Would you output the whole listing below, exactly as it reads?

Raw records
◇ ◇ ◇
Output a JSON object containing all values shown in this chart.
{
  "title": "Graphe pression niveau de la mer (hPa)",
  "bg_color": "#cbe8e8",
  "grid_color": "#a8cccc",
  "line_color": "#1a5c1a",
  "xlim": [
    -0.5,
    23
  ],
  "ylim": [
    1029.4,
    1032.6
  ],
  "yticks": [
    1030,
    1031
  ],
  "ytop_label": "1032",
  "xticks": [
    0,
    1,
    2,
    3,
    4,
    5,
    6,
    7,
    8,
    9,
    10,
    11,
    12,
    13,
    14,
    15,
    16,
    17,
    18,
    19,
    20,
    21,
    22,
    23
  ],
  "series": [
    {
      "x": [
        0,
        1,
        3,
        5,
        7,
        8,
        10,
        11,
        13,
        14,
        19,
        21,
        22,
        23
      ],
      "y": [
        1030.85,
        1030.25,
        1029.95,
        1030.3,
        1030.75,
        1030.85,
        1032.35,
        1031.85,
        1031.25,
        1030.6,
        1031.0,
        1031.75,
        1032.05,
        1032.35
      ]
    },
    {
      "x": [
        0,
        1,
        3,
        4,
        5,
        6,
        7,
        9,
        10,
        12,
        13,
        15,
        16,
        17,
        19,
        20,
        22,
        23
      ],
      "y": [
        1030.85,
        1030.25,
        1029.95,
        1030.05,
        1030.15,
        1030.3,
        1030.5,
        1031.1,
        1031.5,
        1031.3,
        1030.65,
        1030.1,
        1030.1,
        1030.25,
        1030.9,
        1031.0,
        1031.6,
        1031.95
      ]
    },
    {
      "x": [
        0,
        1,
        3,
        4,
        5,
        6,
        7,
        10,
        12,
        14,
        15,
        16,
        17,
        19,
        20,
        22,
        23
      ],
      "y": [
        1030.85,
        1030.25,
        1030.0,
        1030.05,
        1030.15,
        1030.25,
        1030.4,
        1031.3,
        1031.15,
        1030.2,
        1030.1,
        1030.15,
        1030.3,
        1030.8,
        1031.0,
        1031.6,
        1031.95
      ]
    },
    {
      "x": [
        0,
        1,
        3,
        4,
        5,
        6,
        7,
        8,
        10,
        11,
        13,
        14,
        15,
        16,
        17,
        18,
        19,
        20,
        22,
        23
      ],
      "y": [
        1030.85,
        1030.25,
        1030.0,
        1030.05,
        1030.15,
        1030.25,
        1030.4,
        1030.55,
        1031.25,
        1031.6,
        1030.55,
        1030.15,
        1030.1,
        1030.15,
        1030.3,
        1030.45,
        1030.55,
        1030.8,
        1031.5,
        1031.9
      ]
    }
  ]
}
◇ ◇ ◇
• COMPLETE ANSWER:
Output a JSON object containing all values shown in this chart.
{
  "title": "Graphe pression niveau de la mer (hPa)",
  "bg_color": "#cbe8e8",
  "grid_color": "#a8cccc",
  "line_color": "#1a5c1a",
  "xlim": [
    -0.5,
    23
  ],
  "ylim": [
    1029.4,
    1032.6
  ],
  "yticks": [
    1030,
    1031
  ],
  "ytop_label": "1032",
  "xticks": [
    0,
    1,
    2,
    3,
    4,
    5,
    6,
    7,
    8,
    9,
    10,
    11,
    12,
    13,
    14,
    15,
    16,
    17,
    18,
    19,
    20,
    21,
    22,
    23
  ],
  "series": [
    {
      "x": [
        0,
        1,
        3,
        5,
        7,
        8,
        10,
        11,
        13,
        14,
        19,
        21,
        22,
        23
      ],
      "y": [
        1030.85,
        1030.25,
        1029.95,
        1030.3,
        1030.75,
        1030.85,
        1032.35,
        1031.85,
        1031.25,
        1030.6,
        1031.0,
        1031.75,
        1032.05,
        1032.35
      ]
    },
    {
      "x": [
        0,
        1,
        3,
        4,
        5,
        6,
        7,
        9,
        10,
        12,
        13,
        15,
        16,
        17,
        19,
        20,
        22,
        23
      ],
      "y": [
        1030.85,
        1030.25,
        1029.95,
        1030.05,
        1030.15,
        1030.3,
        1030.5,
        1031.1,
        1031.5,
        1031.3,
        1030.65,
        1030.1,
        1030.1,
        1030.25,
        1030.9,
        1031.0,
        1031.6,
        1031.95
      ]
    },
    {
      "x": [
        0,
        1,
        3,
        4,
        5,
        6,
        7,
        10,
        12,
        14,
        15,
        16,
        17,
        19,
        20,
        22,
        23
      ],
      "y": [
        1030.85,
        1030.25,
        1030.0,
        1030.05,
        1030.15,
        1030.25,
        1030.4,
        1031.3,
        1031.15,
        1030.2,
        1030.1,
        1030.15,
        1030.3,
        1030.8,
        1031.0,
        1031.6,
        1031.95
      ]
    },
    {
      "x": [
        0,
        1,
        3,
        4,
        5,
        6,
        7,
        8,
        10,
        11,
        13,
        14,
        15,
        16,
        17,
        18,
        19,
        20,
        22,
        23
      ],
      "y": [
        1030.85,
        1030.25,
        1030.0,
        1030.05,
        1030.15,
        1030.25,
        1030.4,
        1030.55,
        1031.25,
        1031.6,
        1030.55,
        1030.15,
        1030.1,
        1030.15,
        1030.3,
        1030.45,
        1030.55,
        1030.8,
        1031.5,
        1031.9
      ]
    }
  ]
}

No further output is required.